**PROBLEM**
Set down the lines of the material below without any change, starting at the line that contains "checkbox[interactable] — [448, 396, 458, 406]" and ending at the line that contains "submit-address — [226, 630, 401, 712]", both included.

Collected data entries
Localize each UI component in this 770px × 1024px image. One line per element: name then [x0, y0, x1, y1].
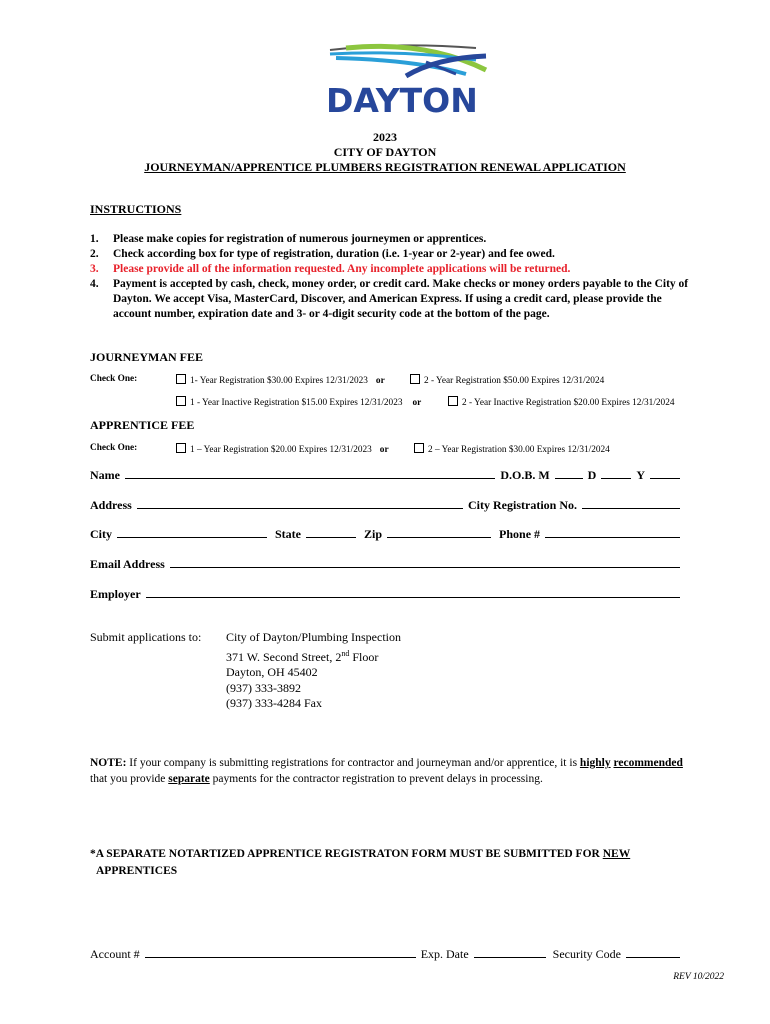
checkbox[interactable] — [448, 396, 458, 406]
checkbox[interactable] — [414, 443, 424, 453]
item-text: Check according box for type of registration, duration (i.e. 1-year or 2-year) and fee owed. — [113, 248, 555, 260]
logo-text: DAYTON — [326, 81, 478, 120]
phone-label: Phone # — [499, 527, 541, 541]
name-label: Name — [90, 468, 120, 482]
payment-row — [90, 946, 680, 962]
dob-month-field[interactable] — [555, 467, 583, 479]
floor: Floor — [349, 649, 379, 664]
note-emphasis: recommended — [613, 757, 683, 769]
dob-year-label: Y — [636, 468, 645, 482]
instruction-item — [90, 247, 700, 262]
instruction-item — [90, 277, 700, 322]
fax-number: (937) 333-4284 Fax — [226, 696, 322, 710]
header-org: CITY OF DAYTON — [333, 145, 437, 159]
dayton-logo — [326, 40, 496, 118]
city-row — [90, 526, 680, 542]
submit-label: Submit applications to: — [90, 630, 202, 644]
option-label: 1 - Year Inactive Registration $15.00 Expires 12/31/2023 — [190, 398, 403, 408]
note-prefix: NOTE: — [90, 757, 127, 769]
phone-field[interactable] — [545, 526, 680, 538]
journeyman-2yr-inactive-option[interactable] — [448, 396, 675, 408]
check-one-label: Check One: — [90, 374, 138, 384]
header-year: 2023 — [373, 130, 397, 144]
dob-day-label: D — [587, 468, 597, 482]
address-line — [226, 646, 401, 666]
header — [0, 130, 770, 175]
journeyman-1yr-option[interactable] — [176, 374, 385, 386]
security-code-label: Security Code — [552, 947, 621, 961]
note-text: that you provide — [90, 773, 169, 785]
option-label: 2 – Year Registration $30.00 Expires 12/31/2024 — [428, 445, 610, 455]
account-label: Account # — [90, 947, 140, 961]
form-title: JOURNEYMAN/APPRENTICE PLUMBERS REGISTRATION RENEWAL APPLICATION — [144, 160, 626, 174]
address-line: City of Dayton/Plumbing Inspection — [226, 630, 401, 644]
exp-date-field[interactable] — [474, 946, 546, 958]
submit-address — [226, 630, 401, 712]
instructions-heading: INSTRUCTIONS — [90, 202, 182, 216]
item-number: 1. — [90, 233, 99, 245]
revision-label: REV 10/2022 — [673, 972, 724, 982]
dob-year-field[interactable] — [650, 467, 680, 479]
state-label: State — [275, 527, 301, 541]
instruction-item — [90, 232, 700, 247]
notice-emphasis: NEW — [602, 848, 631, 860]
state-field[interactable] — [306, 526, 356, 538]
journeyman-fee-heading: JOURNEYMAN FEE — [90, 350, 203, 364]
checkbox[interactable] — [176, 443, 186, 453]
item-number: 3. — [90, 263, 99, 275]
phone-number: (937) 333-3892 — [226, 680, 301, 695]
option-label: 2 - Year Inactive Registration $20.00 Expires 12/31/2024 — [462, 398, 675, 408]
city-label: City — [90, 527, 112, 541]
name-row — [90, 467, 680, 483]
street: 371 W. Second Street, 2 — [226, 649, 342, 664]
address-row — [90, 497, 680, 513]
item-text: Payment is accepted by cash, check, money order, or credit card. Make checks or money orders payable to the City of Dayton. We accept Visa, MasterCard, Discover, and American Express. If using a credit card, please provide the account number, expiration date and 3- or 4-digit security code at the bottom of the page. — [113, 278, 689, 320]
or-label: or — [412, 398, 422, 408]
checkbox[interactable] — [176, 374, 186, 384]
check-one-label: Check One: — [90, 443, 138, 453]
item-number: 4. — [90, 278, 99, 290]
apprentice-fee-heading: APPRENTICE FEE — [90, 418, 195, 432]
exp-date-label: Exp. Date — [420, 947, 469, 961]
checkbox[interactable] — [176, 396, 186, 406]
employer-field[interactable] — [146, 586, 680, 598]
account-field[interactable] — [145, 946, 416, 958]
note — [90, 755, 690, 787]
employer-label: Employer — [90, 587, 141, 601]
email-row — [90, 556, 680, 572]
note-text: payments for the contractor registration to prevent delays in processing. — [209, 773, 543, 785]
name-field[interactable] — [125, 467, 495, 479]
item-text: Please provide all of the information requested. Any incomplete applications will be returned. — [113, 263, 571, 275]
notice-text: APPRENTICES — [96, 865, 178, 877]
note-emphasis: separate — [168, 773, 210, 785]
dob-label: D.O.B. M — [500, 468, 550, 482]
security-code-field[interactable] — [626, 946, 680, 958]
option-label: 1 – Year Registration $20.00 Expires 12/31/2023 — [190, 445, 372, 455]
note-emphasis: highly — [579, 757, 611, 769]
journeyman-1yr-inactive-option[interactable] — [176, 396, 421, 408]
zip-field[interactable] — [387, 526, 491, 538]
city-registration-field[interactable] — [582, 497, 680, 509]
email-label: Email Address — [90, 557, 165, 571]
or-label: or — [375, 376, 385, 386]
dob-day-field[interactable] — [601, 467, 631, 479]
email-field[interactable] — [170, 556, 680, 568]
address-label: Address — [90, 498, 132, 512]
journeyman-2yr-option[interactable] — [410, 374, 604, 386]
instructions-list — [90, 232, 700, 322]
employer-row — [90, 586, 680, 602]
instruction-item — [90, 262, 700, 277]
zip-label: Zip — [364, 527, 383, 541]
item-text: Please make copies for registration of numerous journeymen or apprentices. — [113, 233, 487, 245]
option-label: 2 - Year Registration $50.00 Expires 12/31/2024 — [424, 376, 605, 386]
apprentice-2yr-option[interactable] — [414, 443, 610, 455]
city-field[interactable] — [117, 526, 267, 538]
note-text: If your company is submitting registrations for contractor and journeyman and/or apprentice, it is — [126, 757, 580, 769]
address-field[interactable] — [137, 497, 463, 509]
address-line: Dayton, OH 45402 — [226, 665, 318, 679]
option-label: 1- Year Registration $30.00 Expires 12/31/2023 — [190, 376, 368, 386]
apprentice-notice — [90, 846, 700, 880]
apprentice-1yr-option[interactable] — [176, 443, 389, 455]
checkbox[interactable] — [410, 374, 420, 384]
item-number: 2. — [90, 248, 99, 260]
or-label: or — [379, 445, 389, 455]
ordinal-suffix: nd — [341, 648, 350, 658]
notice-text: *A SEPARATE NOTARTIZED APPRENTICE REGISTRATON FORM MUST BE SUBMITTED FOR — [90, 848, 603, 860]
city-registration-label: City Registration No. — [468, 498, 577, 512]
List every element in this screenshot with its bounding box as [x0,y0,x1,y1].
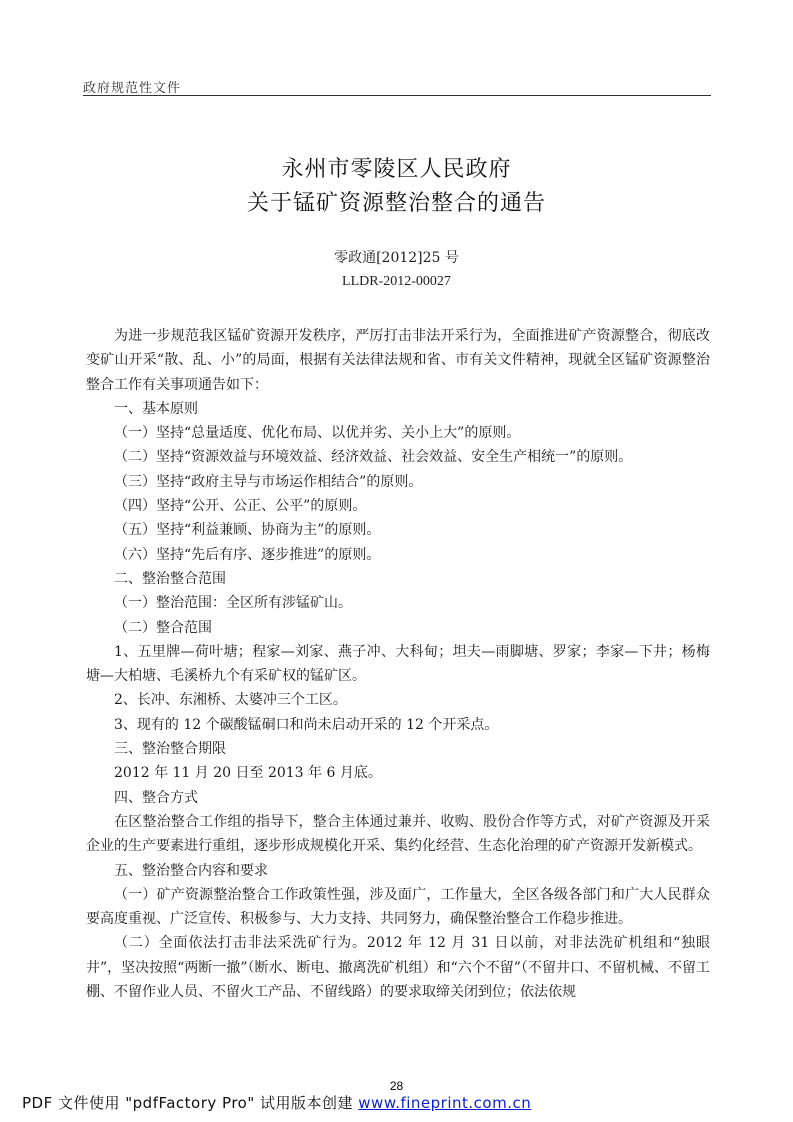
scope-item: 3、现有的 12 个碳酸锰硐口和尚未启动开采的 12 个开采点。 [114,716,499,733]
document-number: 零政通[2012]25 号 [334,250,459,266]
footer-link[interactable]: www.fineprint.com.cn [358,1094,532,1112]
principle-item: （五）坚持“利益兼顾、协商为主”的原则。 [114,522,381,539]
method-paragraph: 在区整治整合工作组的指导下，整合主体通过兼并、收购、股份合作等方式，对矿产资源及开采企业的生产要素进行重组，逐步形成规模化开采、集约化经营、生态化治理的矿产资源开发新模式。 [86,813,710,855]
section-heading: 一、基本原则 [114,400,198,417]
header-label: 政府规范性文件 [83,81,182,96]
document-code: LLDR-2012-00027 [342,274,451,289]
footer-text: PDF 文件使用 "pdfFactory Pro" 试用版本创建 [22,1094,359,1112]
scope-item: 1、五里牌—荷叶塘；程家—刘家、燕子冲、大科甸；坦夫—雨脚塘、罗家；李家—下井；杨梅塘—大柏塘、毛溪桥九个有采矿权的锰矿区。 [86,643,710,685]
requirement-paragraph: （二）全面依法打击非法采洗矿行为。2012 年 12 月 31 日以前，对非法洗矿机组和“独眼井”，坚决按照“两断一撤”（断水、断电、撤离洗矿机组）和“六个不留”（不留井口、不留机械、不留工棚、不留作业人员、不留火工产品、不留线路）的要求取缔关闭到位；依法依规 [86,935,710,1001]
principle-item: （四）坚持“公开、公正、公平”的原则。 [114,498,367,515]
principle-item: （一）坚持“总量适度、优化布局、以优并劣、关小上大”的原则。 [114,425,521,442]
intro-paragraph: 为进一步规范我区锰矿资源开发秩序，严厉打击非法开采行为，全面推进矿产资源整合，彻底改变矿山开采“散、乱、小”的局面，根据有关法律法规和省、市有关文件精神，现就全区锰矿资源整治整合工作有关事项通告如下： [86,328,710,393]
section-heading: 四、整合方式 [114,789,198,806]
document-title-line1: 永州市零陵区人民政府 [281,157,512,182]
principle-item: （二）坚持“资源效益与环境效益、经济效益、社会效益、安全生产相统一”的原则。 [114,449,633,466]
section-heading: 五、整治整合内容和要求 [114,862,268,879]
principle-item: （三）坚持“政府主导与市场运作相结合”的原则。 [114,473,423,490]
section-heading: 三、整治整合期限 [114,741,226,758]
scope-item: 2、长冲、东湘桥、太婆冲三个工区。 [114,692,347,709]
scope-item: （二）整合范围 [114,619,212,636]
requirement-paragraph: （一）矿产资源整治整合工作政策性强，涉及面广，工作量大，全区各级各部门和广大人民群众要高度重视、广泛宣传、积极参与、大力支持、共同努力，确保整治整合工作稳步推进。 [86,886,710,928]
document-body [86,324,710,1004]
page-number: 28 [389,1079,404,1093]
document-title-line2: 关于锰矿资源整治整合的通告 [246,191,546,216]
principle-item: （六）坚持“先后有序、逐步推进”的原则。 [114,546,381,563]
header-divider [83,95,711,96]
pdf-footer [22,1092,531,1113]
period-text: 2012 年 11 月 20 日至 2013 年 6 月底。 [114,765,382,782]
scope-item: （一）整治范围：全区所有涉锰矿山。 [114,595,352,612]
section-heading: 二、整治整合范围 [114,570,226,587]
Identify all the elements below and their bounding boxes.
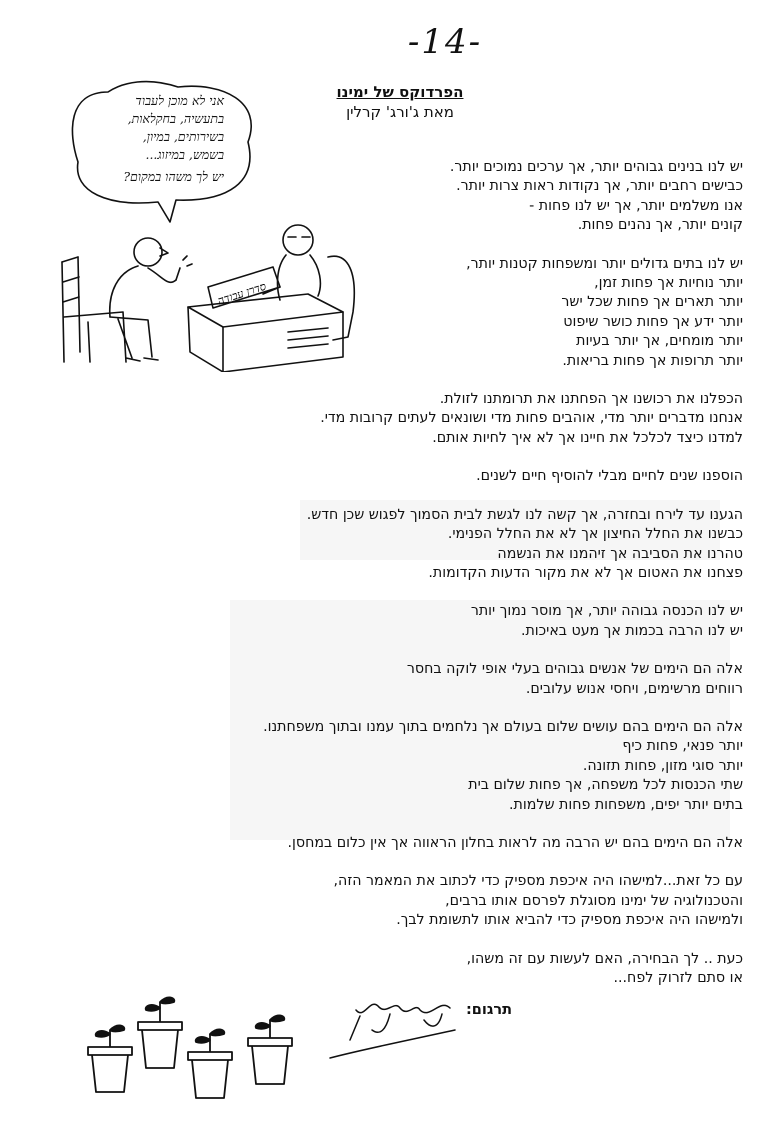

**RESPONSE**
checkbox[interactable] — [448, 396, 458, 406]
checkbox[interactable] — [414, 443, 424, 453]
item-text: Check according box for type of registration, duration (i.e. 1-year or 2-year) and fee owed. — [113, 248, 555, 260]
logo-text: DAYTON — [326, 81, 478, 120]
phone-label: Phone # — [499, 527, 541, 541]
name-label: Name — [90, 468, 120, 482]
payment-row — [90, 946, 680, 962]
dob-month-field[interactable] — [555, 467, 583, 479]
floor: Floor — [349, 649, 379, 664]
note-emphasis: recommended — [613, 757, 683, 769]
dob-year-label: Y — [636, 468, 645, 482]
instruction-item — [90, 247, 700, 262]
instruction-item — [90, 277, 700, 322]
fax-number: (937) 333-4284 Fax — [226, 696, 322, 710]
header-org: CITY OF DAYTON — [333, 145, 437, 159]
dayton-logo — [326, 40, 496, 118]
city-row — [90, 526, 680, 542]
submit-label: Submit applications to: — [90, 630, 202, 644]
option-label: 1 - Year Inactive Registration $15.00 Expires 12/31/2023 — [190, 398, 403, 408]
note-prefix: NOTE: — [90, 757, 127, 769]
phone-field[interactable] — [545, 526, 680, 538]
journeyman-2yr-inactive-option[interactable] — [448, 396, 675, 408]
check-one-label: Check One: — [90, 374, 138, 384]
header-year: 2023 — [373, 130, 397, 144]
dob-day-label: D — [587, 468, 597, 482]
address-line — [226, 646, 401, 666]
header — [0, 130, 770, 175]
journeyman-1yr-option[interactable] — [176, 374, 385, 386]
security-code-label: Security Code — [552, 947, 621, 961]
note-text: that you provide — [90, 773, 169, 785]
option-label: 2 – Year Registration $30.00 Expires 12/31/2024 — [428, 445, 610, 455]
account-label: Account # — [90, 947, 140, 961]
form-title: JOURNEYMAN/APPRENTICE PLUMBERS REGISTRATION RENEWAL APPLICATION — [144, 160, 626, 174]
address-line: City of Dayton/Plumbing Inspection — [226, 630, 401, 644]
exp-date-field[interactable] — [474, 946, 546, 958]
submit-address — [226, 630, 401, 712]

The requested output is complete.